- **Problem**: Wherever "title" appears in a line, list that line.
_ _ _ _ _
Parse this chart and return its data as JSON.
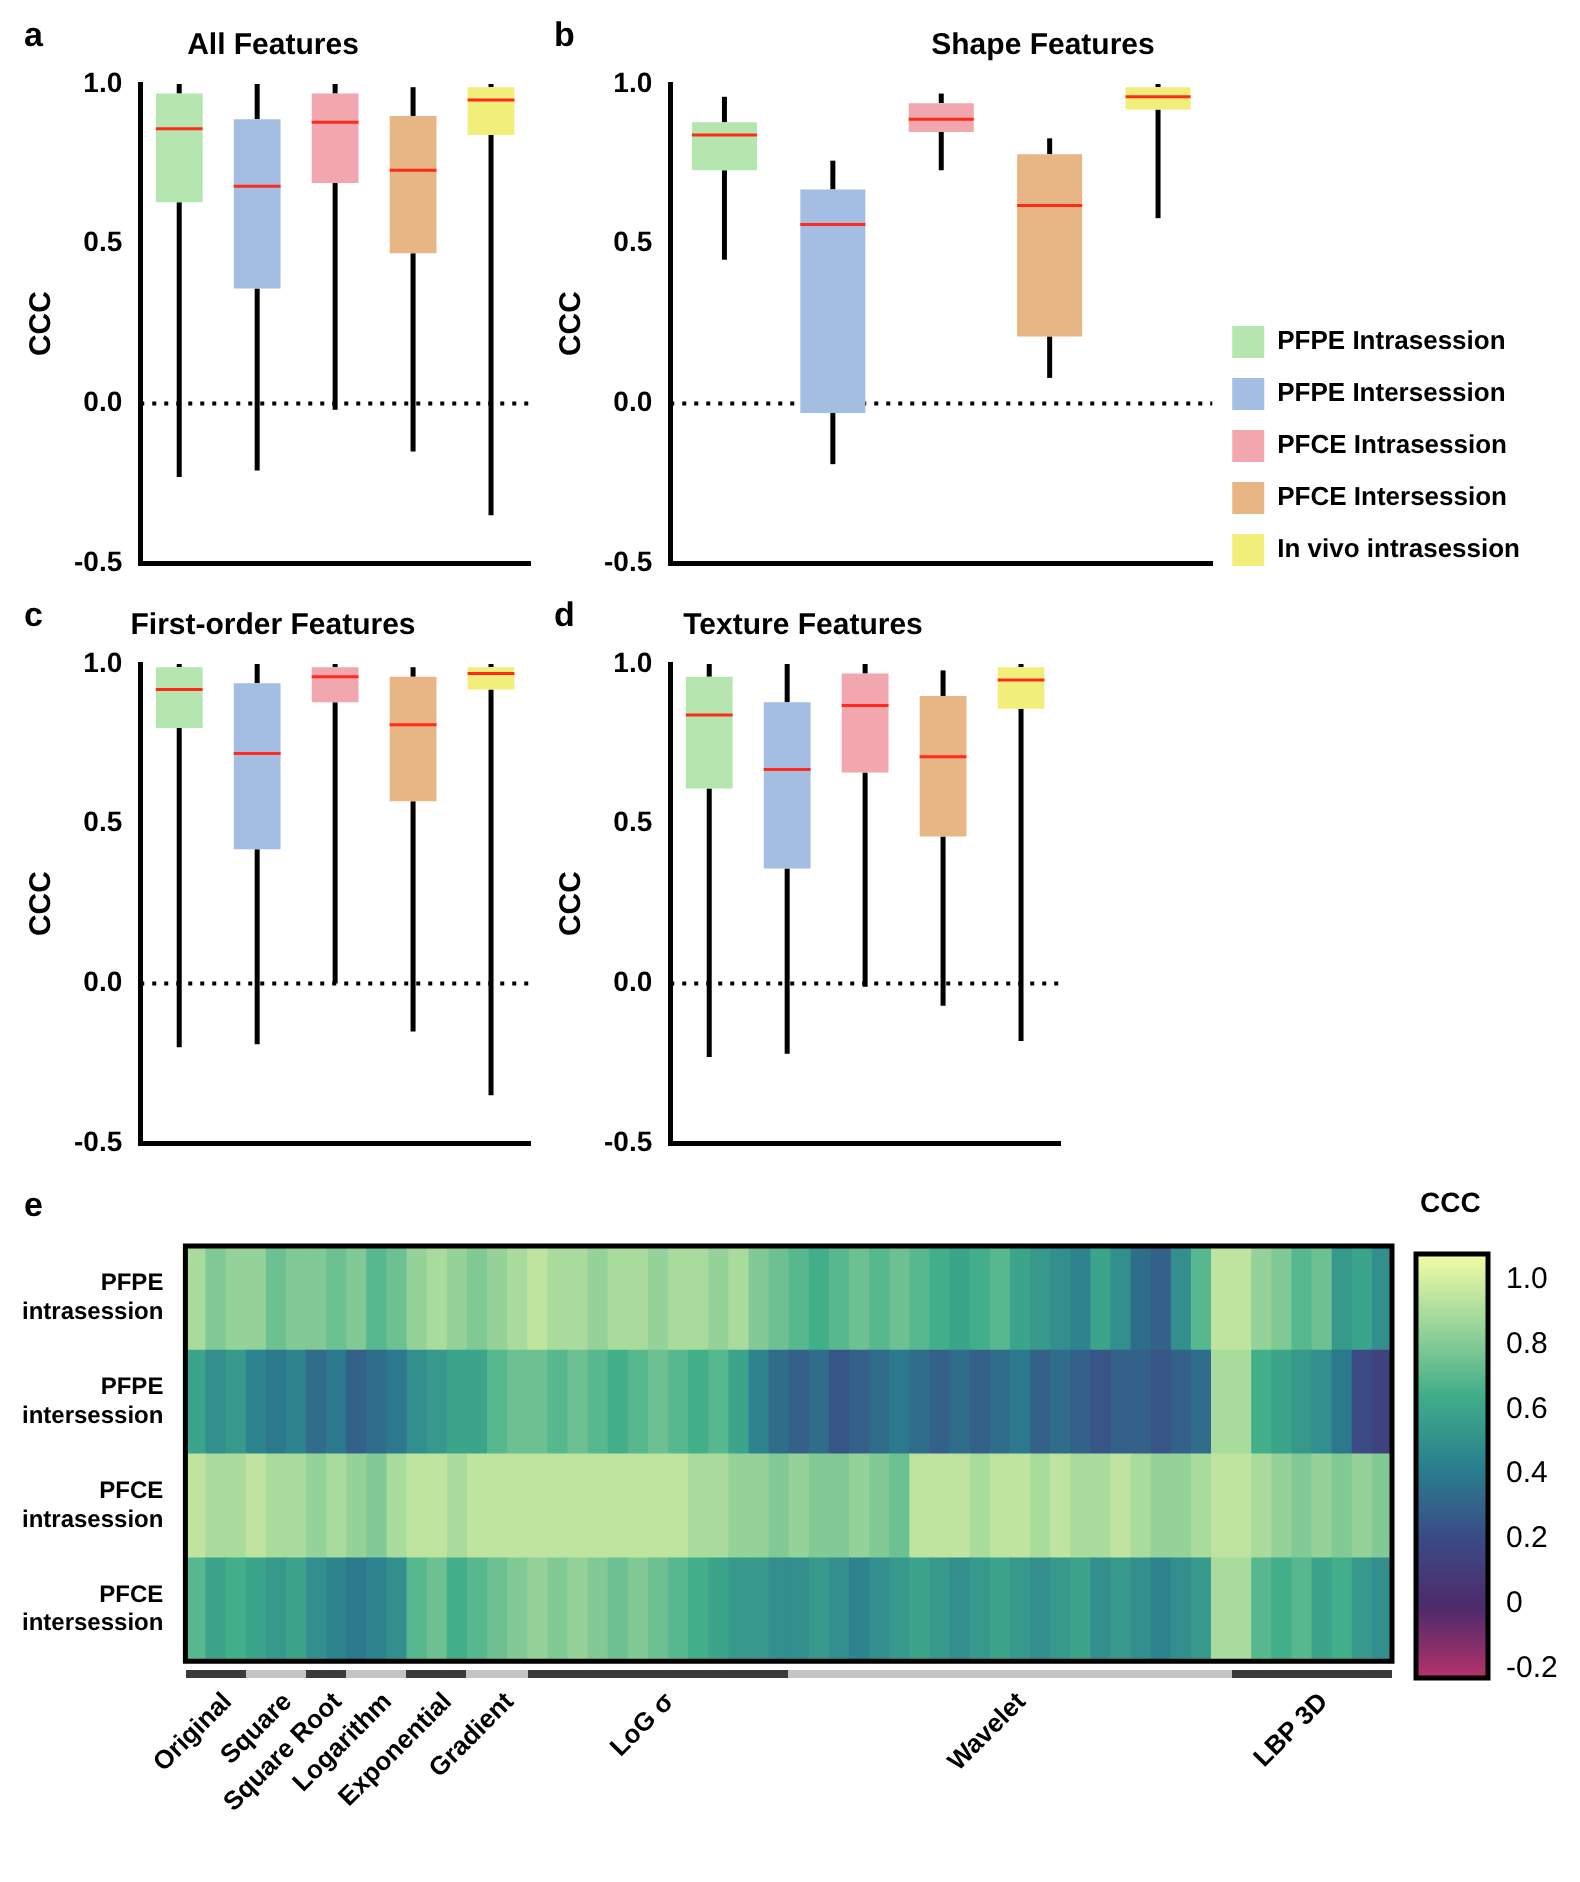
{
  "chart_data": [
    {
      "type": "box",
      "title": "All Features",
      "ylabel": "CCC",
      "annotations": [
        "a"
      ],
      "categories": [
        null,
        null,
        null,
        null,
        null
      ],
      "series": [
        {
          "color": "#b5e6b0",
          "boxes": [
            {
              "low": -0.23,
              "q1": 0.63,
              "median": 0.86,
              "q3": 0.97,
              "high": 1.0
            },
            null,
            null,
            null,
            null
          ]
        },
        {
          "color": "#a3bde3",
          "boxes": [
            null,
            {
              "low": -0.21,
              "q1": 0.36,
              "median": 0.68,
              "q3": 0.89,
              "high": 1.0
            },
            null,
            null,
            null
          ]
        },
        {
          "color": "#f1a7ad",
          "boxes": [
            null,
            null,
            {
              "low": -0.02,
              "q1": 0.69,
              "median": 0.88,
              "q3": 0.97,
              "high": 1.0
            },
            null,
            null
          ]
        },
        {
          "color": "#e8b584",
          "boxes": [
            null,
            null,
            null,
            {
              "low": -0.15,
              "q1": 0.47,
              "median": 0.73,
              "q3": 0.9,
              "high": 0.99
            },
            null
          ]
        },
        {
          "color": "#f2ee7a",
          "boxes": [
            null,
            null,
            null,
            null,
            {
              "low": -0.35,
              "q1": 0.84,
              "median": 0.95,
              "q3": 0.99,
              "high": 1.0
            }
          ]
        }
      ],
      "ylim": [
        -0.5,
        1.0
      ],
      "yticks": [
        {
          "value": -0.5,
          "label": "-0.5"
        },
        {
          "value": 0,
          "label": "0.0"
        },
        {
          "value": 0.5,
          "label": "0.5"
        },
        {
          "value": 1,
          "label": "1.0"
        }
      ],
      "ref_lines": [
        {
          "axis": "y",
          "value": 0,
          "line_style": "dotted"
        }
      ],
      "tick_labels": "y"
    },
    {
      "type": "box",
      "title": "Shape Features",
      "ylabel": "CCC",
      "annotations": [
        "b"
      ],
      "categories": [
        null,
        null,
        null,
        null,
        null
      ],
      "series": [
        {
          "name": "PFPE Intrasession",
          "color": "#b5e6b0",
          "boxes": [
            {
              "low": 0.45,
              "q1": 0.73,
              "median": 0.84,
              "q3": 0.88,
              "high": 0.96
            },
            null,
            null,
            null,
            null
          ]
        },
        {
          "name": "PFPE Intersession",
          "color": "#a3bde3",
          "boxes": [
            null,
            {
              "low": -0.19,
              "q1": -0.03,
              "median": 0.56,
              "q3": 0.67,
              "high": 0.76
            },
            null,
            null,
            null
          ]
        },
        {
          "name": "PFCE Intrasession",
          "color": "#f1a7ad",
          "boxes": [
            null,
            null,
            {
              "low": 0.73,
              "q1": 0.85,
              "median": 0.89,
              "q3": 0.94,
              "high": 0.97
            },
            null,
            null
          ]
        },
        {
          "name": "PFCE Intersession",
          "color": "#e8b584",
          "boxes": [
            null,
            null,
            null,
            {
              "low": 0.08,
              "q1": 0.21,
              "median": 0.62,
              "q3": 0.78,
              "high": 0.83
            },
            null
          ]
        },
        {
          "name": "In vivo intrasession",
          "color": "#f2ee7a",
          "boxes": [
            null,
            null,
            null,
            null,
            {
              "low": 0.58,
              "q1": 0.92,
              "median": 0.96,
              "q3": 0.99,
              "high": 1.0
            }
          ]
        }
      ],
      "ylim": [
        -0.5,
        1.0
      ],
      "yticks": [
        {
          "value": -0.5,
          "label": "-0.5"
        },
        {
          "value": 0,
          "label": "0.0"
        },
        {
          "value": 0.5,
          "label": "0.5"
        },
        {
          "value": 1,
          "label": "1.0"
        }
      ],
      "ref_lines": [
        {
          "axis": "y",
          "value": 0,
          "line_style": "dotted"
        }
      ],
      "tick_labels": "y",
      "legend": "right"
    },
    {
      "type": "box",
      "title": "First-order Features",
      "ylabel": "CCC",
      "annotations": [
        "c"
      ],
      "categories": [
        null,
        null,
        null,
        null,
        null
      ],
      "series": [
        {
          "color": "#b5e6b0",
          "boxes": [
            {
              "low": -0.2,
              "q1": 0.8,
              "median": 0.92,
              "q3": 0.99,
              "high": 1.0
            },
            null,
            null,
            null,
            null
          ]
        },
        {
          "color": "#a3bde3",
          "boxes": [
            null,
            {
              "low": -0.19,
              "q1": 0.42,
              "median": 0.72,
              "q3": 0.94,
              "high": 1.0
            },
            null,
            null,
            null
          ]
        },
        {
          "color": "#f1a7ad",
          "boxes": [
            null,
            null,
            {
              "low": 0.0,
              "q1": 0.88,
              "median": 0.96,
              "q3": 0.99,
              "high": 1.0
            },
            null,
            null
          ]
        },
        {
          "color": "#e8b584",
          "boxes": [
            null,
            null,
            null,
            {
              "low": -0.15,
              "q1": 0.57,
              "median": 0.81,
              "q3": 0.96,
              "high": 0.99
            },
            null
          ]
        },
        {
          "color": "#f2ee7a",
          "boxes": [
            null,
            null,
            null,
            null,
            {
              "low": -0.35,
              "q1": 0.92,
              "median": 0.97,
              "q3": 0.99,
              "high": 1.0
            }
          ]
        }
      ],
      "ylim": [
        -0.5,
        1.0
      ],
      "yticks": [
        {
          "value": -0.5,
          "label": "-0.5"
        },
        {
          "value": 0,
          "label": "0.0"
        },
        {
          "value": 0.5,
          "label": "0.5"
        },
        {
          "value": 1,
          "label": "1.0"
        }
      ],
      "ref_lines": [
        {
          "axis": "y",
          "value": 0,
          "line_style": "dotted"
        }
      ],
      "tick_labels": "y"
    },
    {
      "type": "box",
      "title": "Texture Features",
      "ylabel": "CCC",
      "annotations": [
        "d"
      ],
      "categories": [
        null,
        null,
        null,
        null,
        null
      ],
      "series": [
        {
          "color": "#b5e6b0",
          "boxes": [
            {
              "low": -0.23,
              "q1": 0.61,
              "median": 0.84,
              "q3": 0.96,
              "high": 1.0
            },
            null,
            null,
            null,
            null
          ]
        },
        {
          "color": "#a3bde3",
          "boxes": [
            null,
            {
              "low": -0.22,
              "q1": 0.36,
              "median": 0.67,
              "q3": 0.88,
              "high": 1.0
            },
            null,
            null,
            null
          ]
        },
        {
          "color": "#f1a7ad",
          "boxes": [
            null,
            null,
            {
              "low": -0.01,
              "q1": 0.66,
              "median": 0.87,
              "q3": 0.97,
              "high": 1.0
            },
            null,
            null
          ]
        },
        {
          "color": "#e8b584",
          "boxes": [
            null,
            null,
            null,
            {
              "low": -0.07,
              "q1": 0.46,
              "median": 0.71,
              "q3": 0.9,
              "high": 0.98
            },
            null
          ]
        },
        {
          "color": "#f2ee7a",
          "boxes": [
            null,
            null,
            null,
            null,
            {
              "low": -0.18,
              "q1": 0.86,
              "median": 0.95,
              "q3": 0.99,
              "high": 1.0
            }
          ]
        }
      ],
      "ylim": [
        -0.5,
        1.0
      ],
      "yticks": [
        {
          "value": -0.5,
          "label": "-0.5"
        },
        {
          "value": 0,
          "label": "0.0"
        },
        {
          "value": 0.5,
          "label": "0.5"
        },
        {
          "value": 1,
          "label": "1.0"
        }
      ],
      "ref_lines": [
        {
          "axis": "y",
          "value": 0,
          "line_style": "dotted"
        }
      ],
      "tick_labels": "y"
    },
    {
      "type": "heatmap",
      "clabel": "CCC",
      "annotations": [
        "e",
        "Original",
        "Square",
        "Square Root",
        "Logarithm",
        "Exponential",
        "Gradient",
        "LoG σ",
        "Wavelet",
        "LBP 3D"
      ],
      "categories": [
        null,
        null,
        null,
        null,
        null,
        null,
        null,
        null,
        null,
        null,
        null,
        null,
        null,
        null,
        null,
        null,
        null,
        null,
        null,
        null,
        null,
        null,
        null,
        null,
        null,
        null,
        null,
        null,
        null,
        null,
        null,
        null,
        null,
        null,
        null,
        null,
        null,
        null,
        null,
        null,
        null,
        null,
        null,
        null,
        null,
        null,
        null,
        null,
        null,
        null,
        null,
        null,
        null,
        null,
        null,
        null,
        null,
        null,
        null,
        null
      ],
      "y_categories": [
        "PFPE intrasession",
        "PFPE intersession",
        "PFCE intrasession",
        "PFCE intersession"
      ],
      "cells": [
        [
          0.9,
          0.8,
          0.85,
          0.85,
          0.75,
          0.8,
          0.8,
          0.75,
          0.8,
          0.7,
          0.75,
          0.85,
          0.9,
          0.85,
          0.8,
          0.85,
          0.9,
          0.95,
          0.9,
          0.9,
          0.85,
          0.9,
          0.9,
          0.85,
          0.9,
          0.9,
          0.85,
          0.9,
          0.8,
          0.75,
          0.7,
          0.65,
          0.7,
          0.75,
          0.7,
          0.75,
          0.7,
          0.65,
          0.6,
          0.65,
          0.7,
          0.6,
          0.55,
          0.5,
          0.45,
          0.6,
          0.5,
          0.35,
          0.3,
          0.5,
          0.7,
          0.95,
          0.95,
          0.85,
          0.8,
          0.7,
          0.75,
          0.55,
          0.6,
          0.5
        ],
        [
          0.6,
          0.5,
          0.55,
          0.45,
          0.4,
          0.45,
          0.35,
          0.4,
          0.3,
          0.35,
          0.4,
          0.5,
          0.55,
          0.6,
          0.6,
          0.7,
          0.75,
          0.75,
          0.7,
          0.75,
          0.7,
          0.65,
          0.7,
          0.75,
          0.7,
          0.65,
          0.7,
          0.6,
          0.45,
          0.35,
          0.3,
          0.35,
          0.25,
          0.3,
          0.35,
          0.4,
          0.35,
          0.3,
          0.35,
          0.3,
          0.35,
          0.4,
          0.3,
          0.35,
          0.3,
          0.25,
          0.3,
          0.3,
          0.25,
          0.3,
          0.35,
          0.9,
          0.9,
          0.65,
          0.6,
          0.55,
          0.5,
          0.4,
          0.2,
          0.15
        ],
        [
          0.95,
          0.9,
          0.9,
          0.95,
          0.9,
          0.9,
          0.85,
          0.9,
          0.85,
          0.8,
          0.9,
          0.95,
          0.95,
          0.9,
          0.95,
          0.95,
          0.95,
          0.95,
          0.95,
          0.95,
          0.95,
          0.95,
          0.95,
          0.95,
          0.95,
          0.9,
          0.9,
          0.85,
          0.85,
          0.8,
          0.85,
          0.8,
          0.8,
          0.85,
          0.8,
          0.75,
          0.95,
          0.95,
          0.95,
          0.9,
          0.95,
          0.95,
          0.9,
          0.95,
          0.9,
          0.9,
          0.95,
          0.9,
          0.85,
          0.85,
          0.9,
          0.95,
          0.95,
          0.9,
          0.85,
          0.8,
          0.85,
          0.8,
          0.85,
          0.8
        ],
        [
          0.7,
          0.6,
          0.65,
          0.6,
          0.55,
          0.6,
          0.5,
          0.45,
          0.4,
          0.45,
          0.5,
          0.7,
          0.75,
          0.65,
          0.7,
          0.75,
          0.8,
          0.85,
          0.8,
          0.85,
          0.8,
          0.75,
          0.8,
          0.75,
          0.7,
          0.65,
          0.6,
          0.55,
          0.55,
          0.5,
          0.5,
          0.55,
          0.5,
          0.45,
          0.5,
          0.55,
          0.6,
          0.55,
          0.5,
          0.55,
          0.6,
          0.55,
          0.5,
          0.55,
          0.6,
          0.5,
          0.55,
          0.5,
          0.45,
          0.5,
          0.55,
          0.9,
          0.9,
          0.7,
          0.65,
          0.7,
          0.6,
          0.65,
          0.55,
          0.5
        ]
      ],
      "clim": [
        -0.23,
        1.08
      ],
      "cticks": [
        -0.2,
        0,
        0.2,
        0.4,
        0.6,
        0.8,
        {
          "value": 1,
          "label": "1.0"
        }
      ]
    }
  ]
}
_ _ _ _ _
- **The solution**:
      "title": "All Features",
      "title": "Shape Features",
      "title": "First-order Features",
      "title": "Texture Features",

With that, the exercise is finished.